What the task requires:
Please output the lines shown below exactly as they appear.

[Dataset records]
____
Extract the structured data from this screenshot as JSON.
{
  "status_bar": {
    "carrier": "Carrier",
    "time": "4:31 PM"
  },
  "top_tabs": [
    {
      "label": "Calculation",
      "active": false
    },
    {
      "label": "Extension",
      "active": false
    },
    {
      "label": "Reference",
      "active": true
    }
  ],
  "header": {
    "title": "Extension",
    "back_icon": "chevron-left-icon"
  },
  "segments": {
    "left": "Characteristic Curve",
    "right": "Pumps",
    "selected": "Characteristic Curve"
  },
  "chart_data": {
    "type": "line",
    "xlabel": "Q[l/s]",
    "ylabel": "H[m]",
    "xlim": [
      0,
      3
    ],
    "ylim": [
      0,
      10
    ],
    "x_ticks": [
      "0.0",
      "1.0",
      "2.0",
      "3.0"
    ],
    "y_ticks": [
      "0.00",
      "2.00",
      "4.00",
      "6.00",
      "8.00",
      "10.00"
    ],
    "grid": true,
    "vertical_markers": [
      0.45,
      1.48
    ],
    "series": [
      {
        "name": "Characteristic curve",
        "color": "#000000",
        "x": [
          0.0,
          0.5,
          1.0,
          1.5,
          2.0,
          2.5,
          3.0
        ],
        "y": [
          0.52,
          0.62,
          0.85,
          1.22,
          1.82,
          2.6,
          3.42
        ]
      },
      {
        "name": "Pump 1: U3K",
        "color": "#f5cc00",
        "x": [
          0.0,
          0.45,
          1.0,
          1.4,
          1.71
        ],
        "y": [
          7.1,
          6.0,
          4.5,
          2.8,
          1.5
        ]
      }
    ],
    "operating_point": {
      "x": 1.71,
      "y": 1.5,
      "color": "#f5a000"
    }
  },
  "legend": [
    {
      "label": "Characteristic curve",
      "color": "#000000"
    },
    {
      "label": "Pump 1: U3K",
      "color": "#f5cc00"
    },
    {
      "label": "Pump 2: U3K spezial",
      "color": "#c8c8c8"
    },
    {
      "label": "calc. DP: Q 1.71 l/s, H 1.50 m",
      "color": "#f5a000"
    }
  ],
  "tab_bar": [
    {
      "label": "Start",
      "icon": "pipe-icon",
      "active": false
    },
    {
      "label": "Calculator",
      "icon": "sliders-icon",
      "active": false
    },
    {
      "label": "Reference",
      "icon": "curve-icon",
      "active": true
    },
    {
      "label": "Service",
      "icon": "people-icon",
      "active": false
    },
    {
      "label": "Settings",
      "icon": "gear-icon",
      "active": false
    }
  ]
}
____
Response to the task:
Extract the structured data from this screenshot as JSON.
{
  "status_bar": {
    "carrier": "Carrier",
    "time": "4:31 PM"
  },
  "top_tabs": [
    {
      "label": "Calculation",
      "active": false
    },
    {
      "label": "Extension",
      "active": false
    },
    {
      "label": "Reference",
      "active": true
    }
  ],
  "header": {
    "title": "Extension",
    "back_icon": "chevron-left-icon"
  },
  "segments": {
    "left": "Characteristic Curve",
    "right": "Pumps",
    "selected": "Characteristic Curve"
  },
  "chart_data": {
    "type": "line",
    "xlabel": "Q[l/s]",
    "ylabel": "H[m]",
    "xlim": [
      0,
      3
    ],
    "ylim": [
      0,
      10
    ],
    "x_ticks": [
      "0.0",
      "1.0",
      "2.0",
      "3.0"
    ],
    "y_ticks": [
      "0.00",
      "2.00",
      "4.00",
      "6.00",
      "8.00",
      "10.00"
    ],
    "grid": true,
    "vertical_markers": [
      0.45,
      1.48
    ],
    "series": [
      {
        "name": "Characteristic curve",
        "color": "#000000",
        "x": [
          0.0,
          0.5,
          1.0,
          1.5,
          2.0,
          2.5,
          3.0
        ],
        "y": [
          0.52,
          0.62,
          0.85,
          1.22,
          1.82,
          2.6,
          3.42
        ]
      },
      {
        "name": "Pump 1: U3K",
        "color": "#f5cc00",
        "x": [
          0.0,
          0.45,
          1.0,
          1.4,
          1.71
        ],
        "y": [
          7.1,
          6.0,
          4.5,
          2.8,
          1.5
        ]
      }
    ],
    "operating_point": {
      "x": 1.71,
      "y": 1.5,
      "color": "#f5a000"
    }
  },
  "legend": [
    {
      "label": "Characteristic curve",
      "color": "#000000"
    },
    {
      "label": "Pump 1: U3K",
      "color": "#f5cc00"
    },
    {
      "label": "Pump 2: U3K spezial",
      "color": "#c8c8c8"
    },
    {
      "label": "calc. DP: Q 1.71 l/s, H 1.50 m",
      "color": "#f5a000"
    }
  ],
  "tab_bar": [
    {
      "label": "Start",
      "icon": "pipe-icon",
      "active": false
    },
    {
      "label": "Calculator",
      "icon": "sliders-icon",
      "active": false
    },
    {
      "label": "Reference",
      "icon": "curve-icon",
      "active": true
    },
    {
      "label": "Service",
      "icon": "people-icon",
      "active": false
    },
    {
      "label": "Settings",
      "icon": "gear-icon",
      "active": false
    }
  ]
}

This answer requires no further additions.